Items from a data source
--*--
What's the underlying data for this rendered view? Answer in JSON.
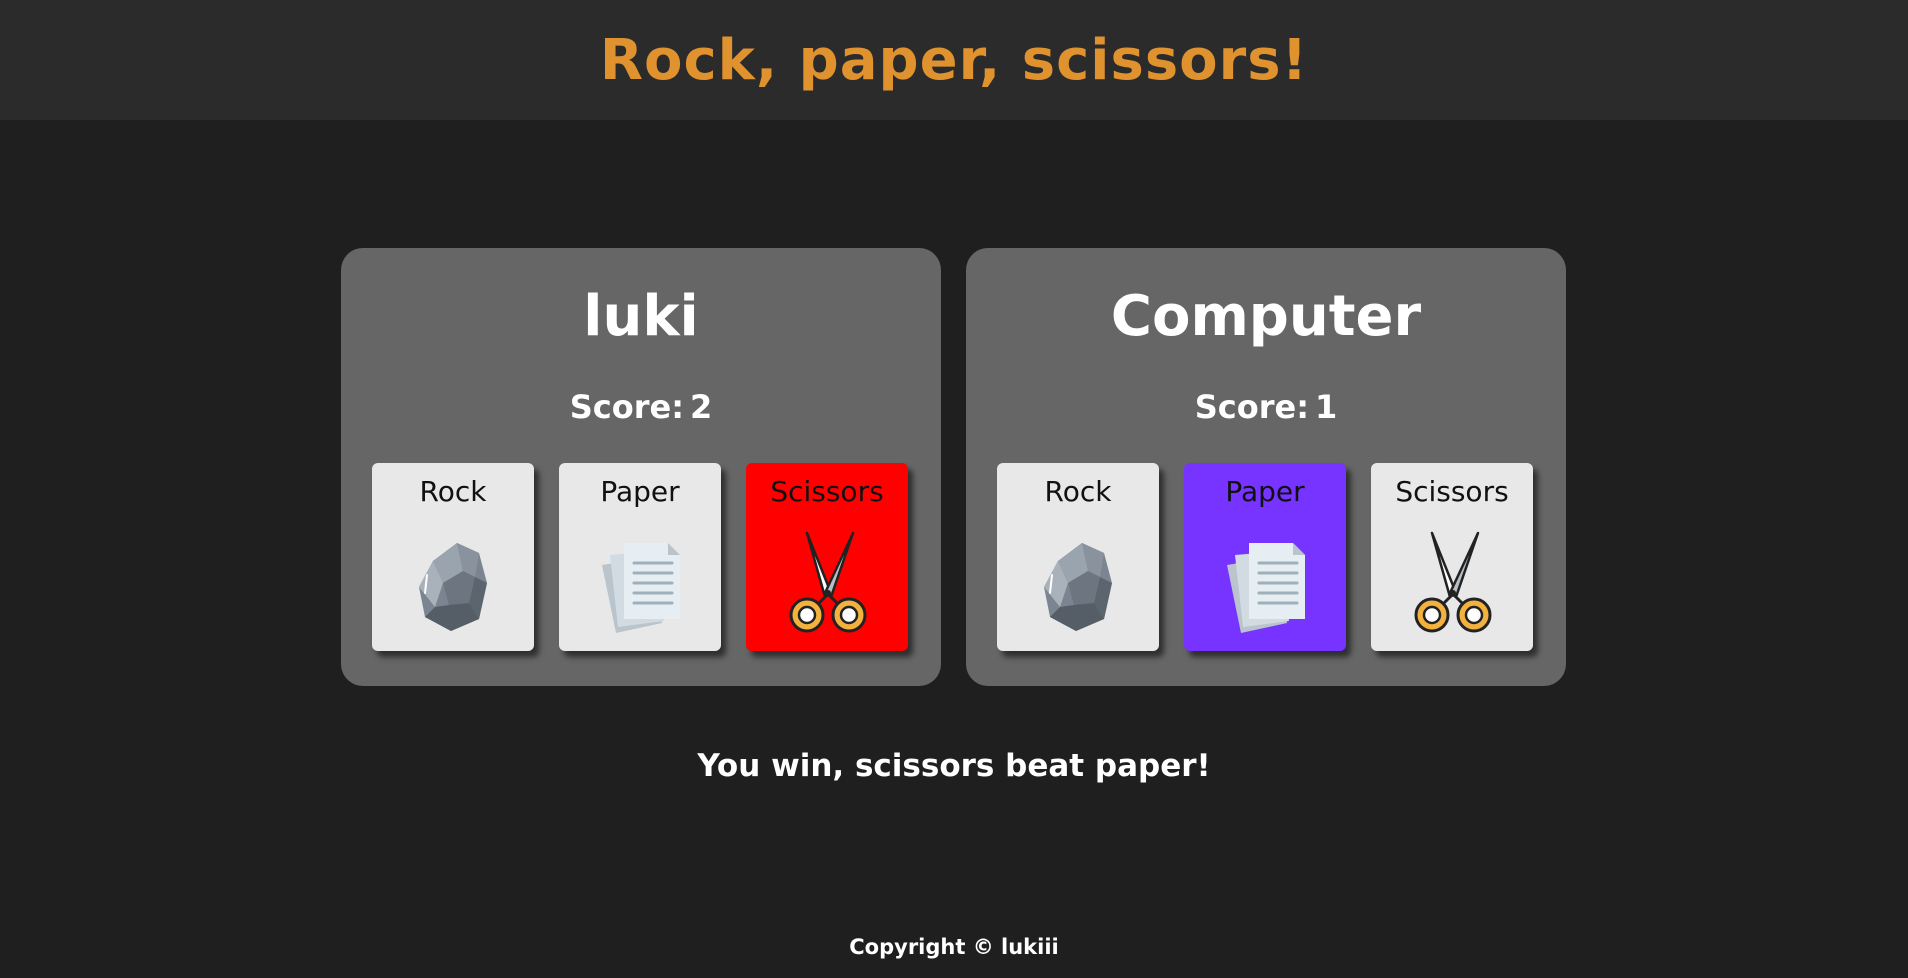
{
  "header": {
    "title": "Rock, paper, scissors!"
  },
  "players": [
    {
      "name": "luki",
      "score_label": "Score:",
      "score": "2",
      "choices": [
        {
          "label": "Rock",
          "icon": "rock-icon",
          "selected": false
        },
        {
          "label": "Paper",
          "icon": "paper-icon",
          "selected": false
        },
        {
          "label": "Scissors",
          "icon": "scissors-icon",
          "selected": true,
          "highlight": "#ff0000"
        }
      ]
    },
    {
      "name": "Computer",
      "score_label": "Score:",
      "score": "1",
      "choices": [
        {
          "label": "Rock",
          "icon": "rock-icon",
          "selected": false
        },
        {
          "label": "Paper",
          "icon": "paper-icon",
          "selected": true,
          "highlight": "#7733ff"
        },
        {
          "label": "Scissors",
          "icon": "scissors-icon",
          "selected": false
        }
      ]
    }
  ],
  "result": {
    "message": "You win, scissors beat paper!"
  },
  "footer": {
    "copyright": "Copyright © lukiii"
  },
  "colors": {
    "title": "#e0922f",
    "panel": "#666666",
    "card": "#e8e8e8",
    "player_selected": "#ff0000",
    "computer_selected": "#7733ff"
  }
}
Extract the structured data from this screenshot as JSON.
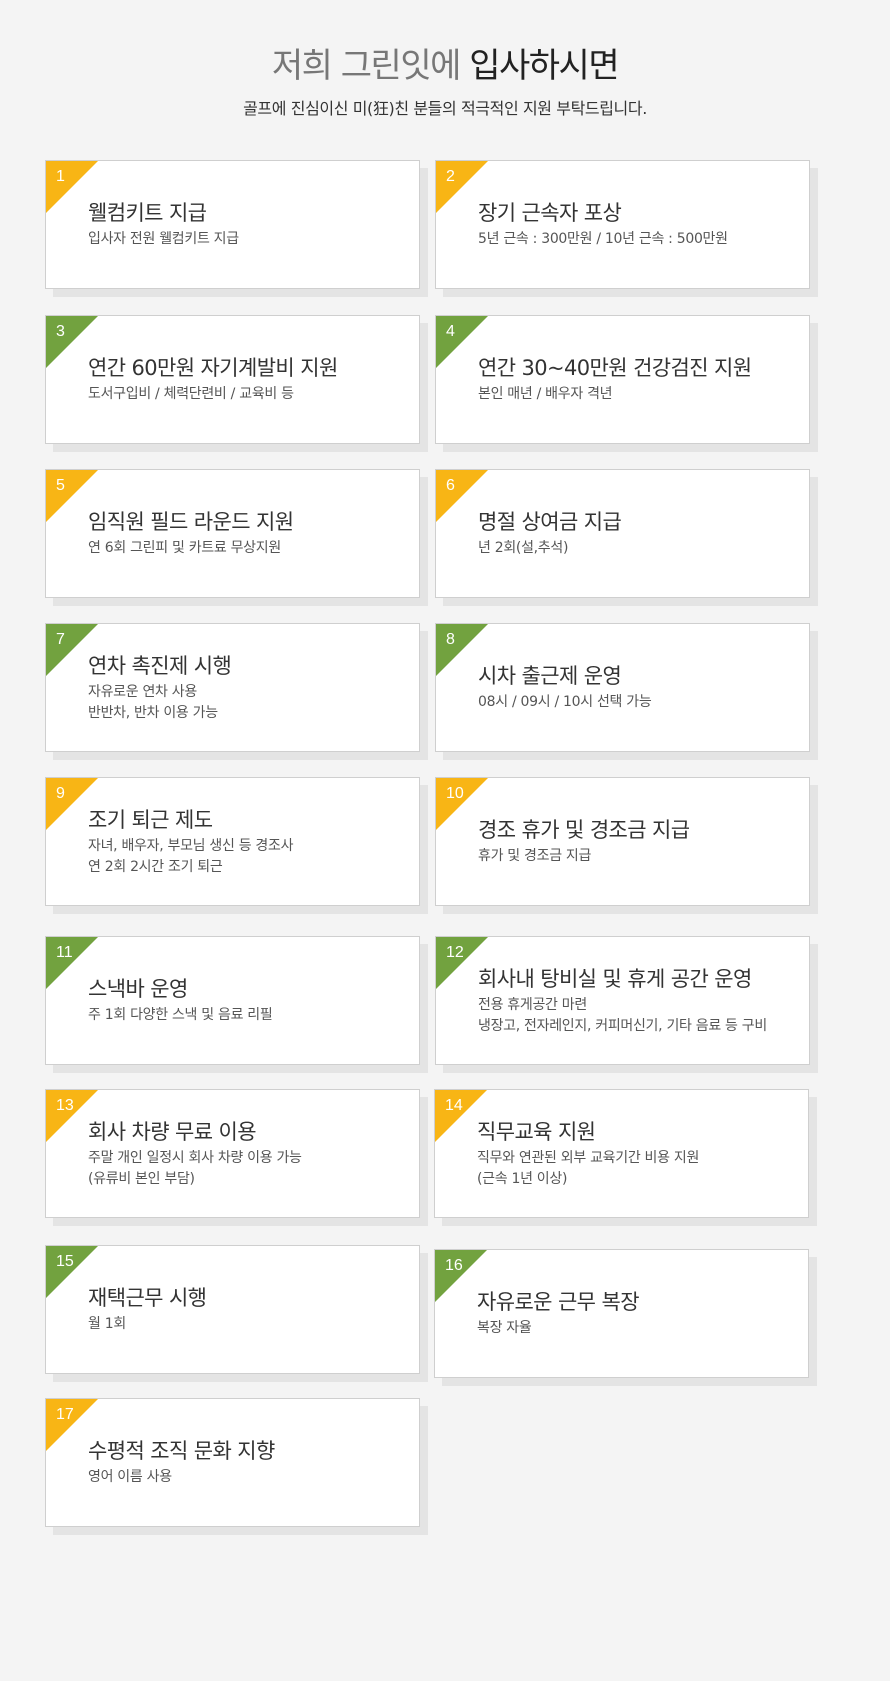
{
  "header": {
    "title_light": "저희 그린잇에",
    "title_bold": "입사하시면",
    "subtitle": "골프에 진심이신 미(狂)친 분들의 적극적인 지원 부탁드립니다."
  },
  "colors": {
    "yellow": "#f8b515",
    "green": "#72a23f"
  },
  "benefits": [
    {
      "num": "1",
      "color": "yellow",
      "title": "웰컴키트 지급",
      "lines": [
        "입사자 전원 웰컴키트 지급"
      ]
    },
    {
      "num": "2",
      "color": "yellow",
      "title": "장기 근속자 포상",
      "lines": [
        "5년 근속 : 300만원 / 10년 근속 : 500만원"
      ]
    },
    {
      "num": "3",
      "color": "green",
      "title": "연간 60만원 자기계발비 지원",
      "lines": [
        "도서구입비 / 체력단련비 / 교육비 등"
      ]
    },
    {
      "num": "4",
      "color": "green",
      "title": "연간 30~40만원 건강검진 지원",
      "lines": [
        "본인 매년 / 배우자 격년"
      ]
    },
    {
      "num": "5",
      "color": "yellow",
      "title": "임직원 필드 라운드 지원",
      "lines": [
        " 연 6회 그린피 및 카트료 무상지원"
      ]
    },
    {
      "num": "6",
      "color": "yellow",
      "title": "명절 상여금 지급",
      "lines": [
        "년 2회(설,추석)"
      ]
    },
    {
      "num": "7",
      "color": "green",
      "title": "연차 촉진제 시행",
      "lines": [
        "자유로운 연차 사용",
        "반반차, 반차 이용 가능"
      ]
    },
    {
      "num": "8",
      "color": "green",
      "title": "시차 출근제 운영",
      "lines": [
        "08시 / 09시 / 10시 선택 가능"
      ]
    },
    {
      "num": "9",
      "color": "yellow",
      "title": "조기 퇴근 제도",
      "lines": [
        " 자녀, 배우자, 부모님 생신 등 경조사",
        " 연 2회 2시간 조기 퇴근"
      ]
    },
    {
      "num": "10",
      "color": "yellow",
      "title": "경조 휴가 및 경조금 지급",
      "lines": [
        "휴가 및 경조금 지급"
      ]
    },
    {
      "num": "11",
      "color": "green",
      "title": "스낵바 운영",
      "lines": [
        "주 1회 다양한 스낵 및 음료 리필"
      ]
    },
    {
      "num": "12",
      "color": "green",
      "title": "회사내 탕비실 및 휴게 공간 운영",
      "lines": [
        "전용 휴게공간 마련",
        "냉장고, 전자레인지, 커피머신기, 기타 음료 등 구비"
      ]
    },
    {
      "num": "13",
      "color": "yellow",
      "title": "회사 차량 무료 이용",
      "lines": [
        "주말 개인 일정시 회사 차량 이용 가능",
        "(유류비 본인 부담)"
      ]
    },
    {
      "num": "14",
      "color": "yellow",
      "title": "직무교육 지원",
      "lines": [
        "직무와 연관된 외부 교육기간 비용 지원",
        "(근속 1년 이상)"
      ]
    },
    {
      "num": "15",
      "color": "green",
      "title": "재택근무 시행",
      "lines": [
        "월 1회"
      ]
    },
    {
      "num": "16",
      "color": "green",
      "title": "자유로운 근무 복장",
      "lines": [
        "복장 자율"
      ]
    },
    {
      "num": "17",
      "color": "yellow",
      "title": "수평적 조직 문화 지향",
      "lines": [
        "영어 이름 사용"
      ]
    }
  ]
}
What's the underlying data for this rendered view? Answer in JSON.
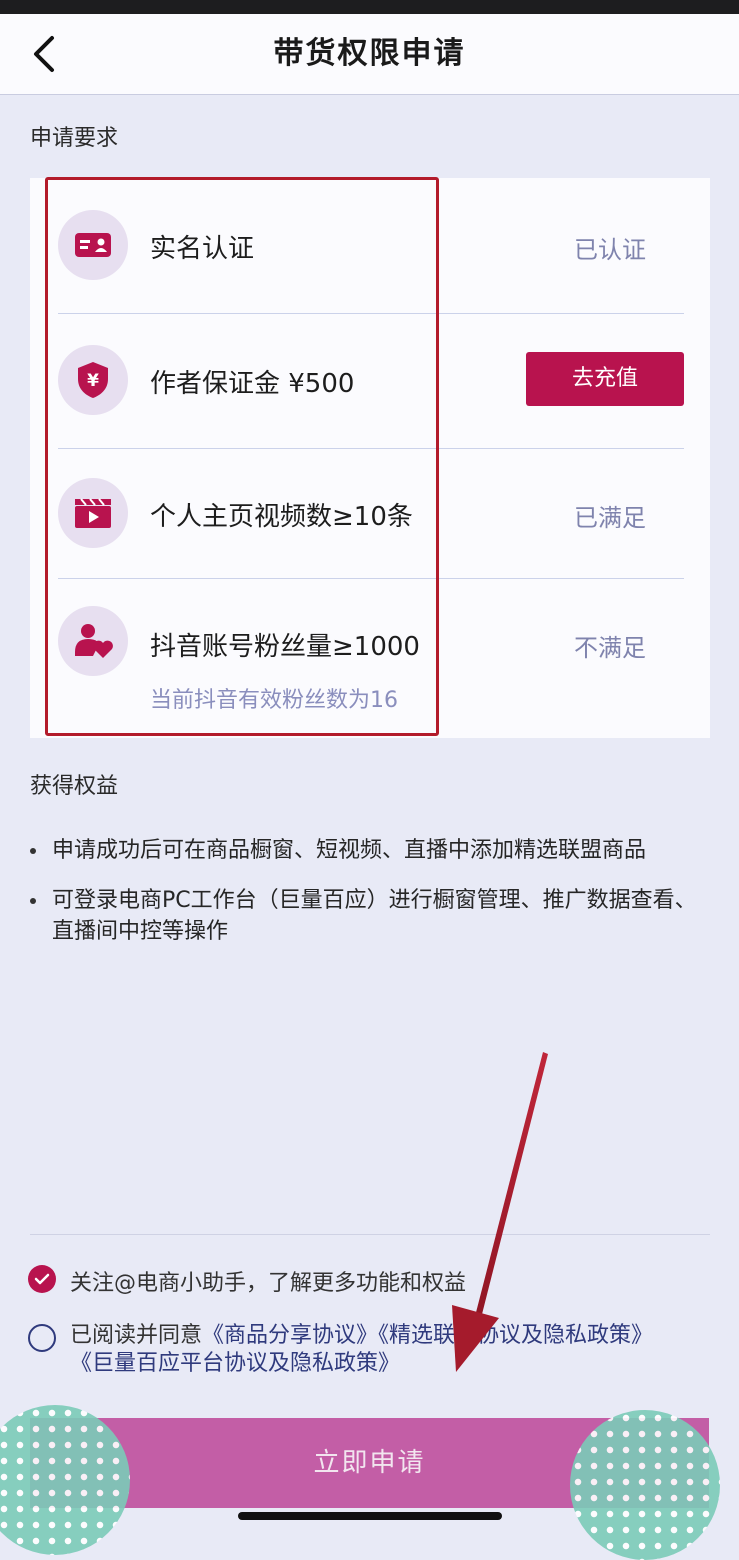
--*--
**Given request:** Select and copy each line from the data that includes the word "highlight".

**Solution:**
          "highlight": "#ff0000"
          "highlight": "#7733ff"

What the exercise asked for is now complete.